→ **DOCUMENT SECTION**:
[debops-users] Current state of the DebOps test suite

Friday, 15 December 2017

Hello everyone,

The tl;dr version
-----------------

Today I pushed the code of the new test suite for the DebOps monorepo that
i've been working on for the last three weeks or so. The test suite uses
GitLab CI, Vagrant, KVM and LXC to test DebOps roles and playbooks in
different configurations. You can check out the results here:

    https://gitlab.com/debops/debops/pipelines/15127360

The DebOps repository on GitLab is automatically mirrored from the one on
GitHub, to perform the role tests using the new GitLab CI pipeline. Along
with it, you can check out the DebOps tests performed on Travis-CI:

    https://travis-ci.org/debops/debops

The code on Travis is used to lint the code in the repository (YAML, Python
and soon Bash source code, reStructuredText documentation based on Sphinx), as
well as test if the DebOps Docker image is correctly built before the new
changes are pushed to Docker.

→ **GIVEN TASK 1**:
Duplicate the entire DebOps test suite post above, word for word.
The entries that come next have no connection to the DebOps test suite post above.

→ **THE RECORDS**:
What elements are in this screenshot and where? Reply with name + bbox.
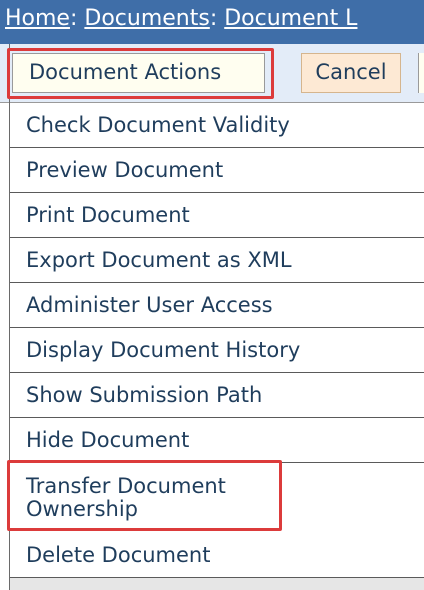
- breadcrumb-documents-link[interactable]: Documents: [84, 6, 209, 31]
- menu-item-preview-document[interactable]: Preview Document: [10, 148, 424, 193]
- menu-item-check-validity[interactable]: Check Document Validity: [10, 103, 424, 148]
- menu-item-hide-document[interactable]: Hide Document: [10, 418, 424, 463]
- truncated-toolbar-button[interactable]: [418, 53, 424, 93]
- breadcrumb-separator: :: [69, 6, 85, 31]
- menu-item-show-submission-path[interactable]: Show Submission Path: [10, 373, 424, 418]
- breadcrumb-separator: :: [209, 6, 225, 31]
- breadcrumb-document-list-link[interactable]: Document L: [224, 6, 357, 31]
- menu-item-print-document[interactable]: Print Document: [10, 193, 424, 238]
- menu-item-administer-user-access[interactable]: Administer User Access: [10, 283, 424, 328]
- breadcrumb: Home: Documents: Document L: [0, 0, 424, 44]
- breadcrumb-home-link[interactable]: Home: [5, 6, 70, 31]
- menu-item-transfer-ownership[interactable]: Transfer Document Ownership: [10, 463, 424, 543]
- menu-item-transfer-ownership-label: Transfer Document Ownership: [26, 474, 226, 521]
- menu-item-delete-document[interactable]: Delete Document: [10, 533, 424, 578]
- menu-item-export-xml[interactable]: Export Document as XML: [10, 238, 424, 283]
- document-actions-button[interactable]: Document Actions: [12, 53, 265, 93]
- menu-item-display-history[interactable]: Display Document History: [10, 328, 424, 373]
- cancel-button[interactable]: Cancel: [301, 53, 401, 93]
- menu-bottom-strip: [10, 578, 424, 590]
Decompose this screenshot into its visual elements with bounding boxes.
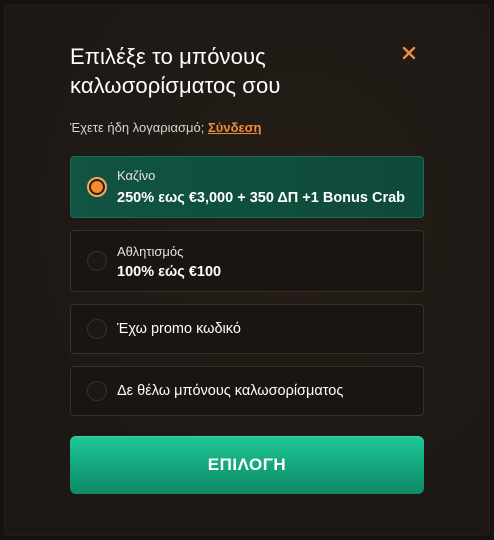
login-prompt: Έχετε ήδη λογαριασμό;	[70, 120, 205, 135]
radio-sports[interactable]	[87, 251, 107, 271]
welcome-bonus-modal: Επιλέξε το μπόνους καλωσορίσματος σου Έχ…	[4, 4, 490, 536]
radio-casino[interactable]	[87, 177, 107, 197]
login-row: Έχετε ήδη λογαριασμό; Σύνδεση	[70, 120, 262, 135]
radio-no-bonus[interactable]	[87, 381, 107, 401]
option-no-bonus[interactable]: Δε θέλω μπόνους καλωσορίσματος	[70, 366, 424, 416]
option-no-bonus-label: Δε θέλω μπόνους καλωσορίσματος	[117, 383, 344, 399]
close-icon[interactable]	[400, 44, 420, 64]
option-sports-title: Αθλητισμός	[117, 244, 184, 259]
option-promo-code-label: Έχω promo κωδικό	[117, 321, 241, 337]
login-link[interactable]: Σύνδεση	[208, 120, 262, 135]
option-casino-title: Καζίνο	[117, 168, 156, 183]
radio-promo-code[interactable]	[87, 319, 107, 339]
option-promo-code[interactable]: Έχω promo κωδικό	[70, 304, 424, 354]
modal-title: Επιλέξε το μπόνους καλωσορίσματος σου	[70, 44, 281, 98]
option-casino-description: 250% εως €3,000 + 350 ΔΠ +1 Bonus Crab	[117, 190, 406, 206]
option-sports[interactable]: Αθλητισμός 100% εώς €100	[70, 230, 424, 292]
option-casino[interactable]: Καζίνο 250% εως €3,000 + 350 ΔΠ +1 Bonus…	[70, 156, 424, 218]
option-sports-description: 100% εώς €100	[117, 264, 222, 280]
select-button[interactable]: ΕΠΙΛΟΓΗ	[70, 436, 424, 494]
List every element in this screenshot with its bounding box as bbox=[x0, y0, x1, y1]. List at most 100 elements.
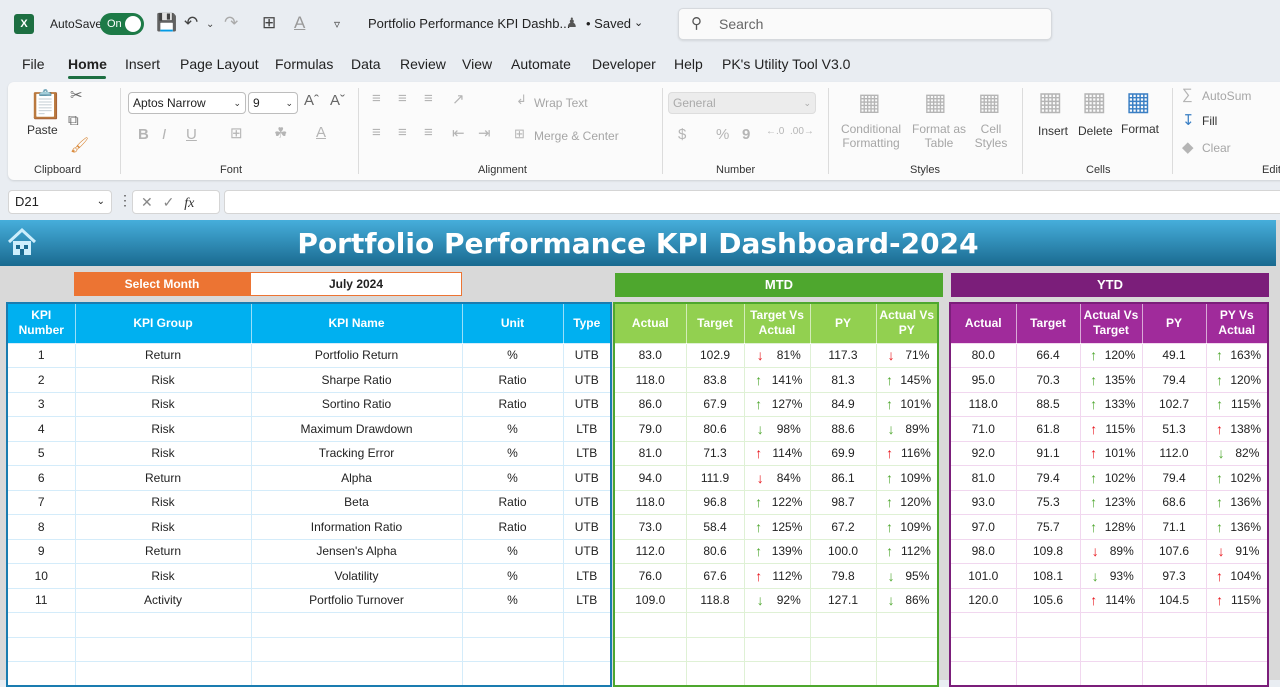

→ **GIVEN TASK 2**:
Set down the lines of the entries, starting at the line that contains "login-prompt: Έχετε ήδη" and stopping at the end of the entries. Leave out any pictures.

→ **RESULT 1**:
[debops-users] Current state of the DebOps test suite

Friday, 15 December 2017

Hello everyone,

The tl;dr version
-----------------

Today I pushed the code of the new test suite for the DebOps monorepo that
i've been working on for the last three weeks or so. The test suite uses
GitLab CI, Vagrant, KVM and LXC to test DebOps roles and playbooks in
different configurations. You can check out the results here:

    https://gitlab.com/debops/debops/pipelines/15127360

The DebOps repository on GitLab is automatically mirrored from the one on
GitHub, to perform the role tests using the new GitLab CI pipeline. Along
with it, you can check out the DebOps tests performed on Travis-CI:

    https://travis-ci.org/debops/debops

The code on Travis is used to lint the code in the repository (YAML, Python
and soon Bash source code, reStructuredText documentation based on Sphinx), as
well as test if the DebOps Docker image is correctly built before the new
changes are pushed to Docker.

→ **RESULT 2**:
login-prompt: Έχετε ήδη λογαριασμό;	[70, 120, 205, 135]
radio-sports[interactable]	[87, 251, 107, 271]
welcome-bonus-modal: Επιλέξε το μπόνους καλωσορίσματος σου Έχ…	[4, 4, 490, 536]
radio-casino[interactable]	[87, 177, 107, 197]
login-row: Έχετε ήδη λογαριασμό; Σύνδεση	[70, 120, 262, 135]
radio-no-bonus[interactable]	[87, 381, 107, 401]
option-no-bonus[interactable]: Δε θέλω μπόνους καλωσορίσματος	[70, 366, 424, 416]
option-no-bonus-label: Δε θέλω μπόνους καλωσορίσματος	[117, 383, 344, 399]
close-icon[interactable]	[400, 44, 420, 64]
option-sports-title: Αθλητισμός	[117, 244, 184, 259]
option-promo-code-label: Έχω promo κωδικό	[117, 321, 241, 337]
login-link[interactable]: Σύνδεση	[208, 120, 262, 135]
option-casino-title: Καζίνο	[117, 168, 156, 183]
radio-promo-code[interactable]	[87, 319, 107, 339]
option-promo-code[interactable]: Έχω promo κωδικό	[70, 304, 424, 354]
modal-title: Επιλέξε το μπόνους καλωσορίσματος σου	[70, 44, 281, 98]
option-casino-description: 250% εως €3,000 + 350 ΔΠ +1 Bonus Crab	[117, 190, 406, 206]
option-sports[interactable]: Αθλητισμός 100% εώς €100	[70, 230, 424, 292]
option-casino[interactable]: Καζίνο 250% εως €3,000 + 350 ΔΠ +1 Bonus…	[70, 156, 424, 218]
option-sports-description: 100% εώς €100	[117, 264, 222, 280]
select-button[interactable]: ΕΠΙΛΟΓΗ	[70, 436, 424, 494]
List every element in this screenshot with its bounding box as bbox=[x0, y0, x1, y1]. List at most 100 elements.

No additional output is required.